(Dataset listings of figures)

+-------+

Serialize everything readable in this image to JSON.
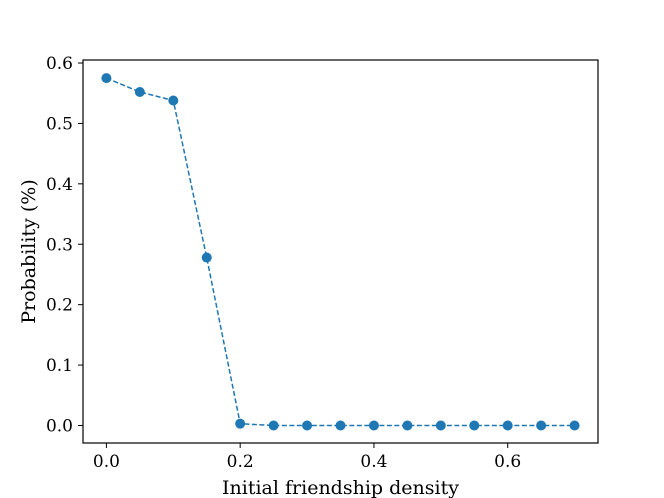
{
  "chart_data": {
    "type": "line",
    "title": "",
    "xlabel": "Initial friendship density",
    "ylabel": "Probability (%)",
    "xlim": [
      -0.035,
      0.735
    ],
    "ylim": [
      -0.029,
      0.605
    ],
    "xticks": [
      0.0,
      0.2,
      0.4,
      0.6
    ],
    "xtick_labels": [
      "0.0",
      "0.2",
      "0.4",
      "0.6"
    ],
    "yticks": [
      0.0,
      0.1,
      0.2,
      0.3,
      0.4,
      0.5,
      0.6
    ],
    "ytick_labels": [
      "0.0",
      "0.1",
      "0.2",
      "0.3",
      "0.4",
      "0.5",
      "0.6"
    ],
    "grid": false,
    "legend": "none",
    "series": [
      {
        "color": "#1f77b4",
        "line_style": "dashed",
        "marker": "circle",
        "x": [
          0.0,
          0.05,
          0.1,
          0.15,
          0.2,
          0.25,
          0.3,
          0.35,
          0.4,
          0.45,
          0.5,
          0.55,
          0.6,
          0.65,
          0.7
        ],
        "y": [
          0.575,
          0.552,
          0.538,
          0.278,
          0.003,
          0.0,
          0.0,
          0.0,
          0.0,
          0.0,
          0.0,
          0.0,
          0.0,
          0.0,
          0.0
        ]
      }
    ]
  }
}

+-------+

# WHAT THE TASK ASKS
Restate each of the entries above word for word and skip every image.

# SOLUTION FOR THIS PROBLEM
Serialize everything readable in this image to JSON.
{
  "chart_data": {
    "type": "line",
    "title": "",
    "xlabel": "Initial friendship density",
    "ylabel": "Probability (%)",
    "xlim": [
      -0.035,
      0.735
    ],
    "ylim": [
      -0.029,
      0.605
    ],
    "xticks": [
      0.0,
      0.2,
      0.4,
      0.6
    ],
    "xtick_labels": [
      "0.0",
      "0.2",
      "0.4",
      "0.6"
    ],
    "yticks": [
      0.0,
      0.1,
      0.2,
      0.3,
      0.4,
      0.5,
      0.6
    ],
    "ytick_labels": [
      "0.0",
      "0.1",
      "0.2",
      "0.3",
      "0.4",
      "0.5",
      "0.6"
    ],
    "grid": false,
    "legend": "none",
    "series": [
      {
        "color": "#1f77b4",
        "line_style": "dashed",
        "marker": "circle",
        "x": [
          0.0,
          0.05,
          0.1,
          0.15,
          0.2,
          0.25,
          0.3,
          0.35,
          0.4,
          0.45,
          0.5,
          0.55,
          0.6,
          0.65,
          0.7
        ],
        "y": [
          0.575,
          0.552,
          0.538,
          0.278,
          0.003,
          0.0,
          0.0,
          0.0,
          0.0,
          0.0,
          0.0,
          0.0,
          0.0,
          0.0,
          0.0
        ]
      }
    ]
  }
}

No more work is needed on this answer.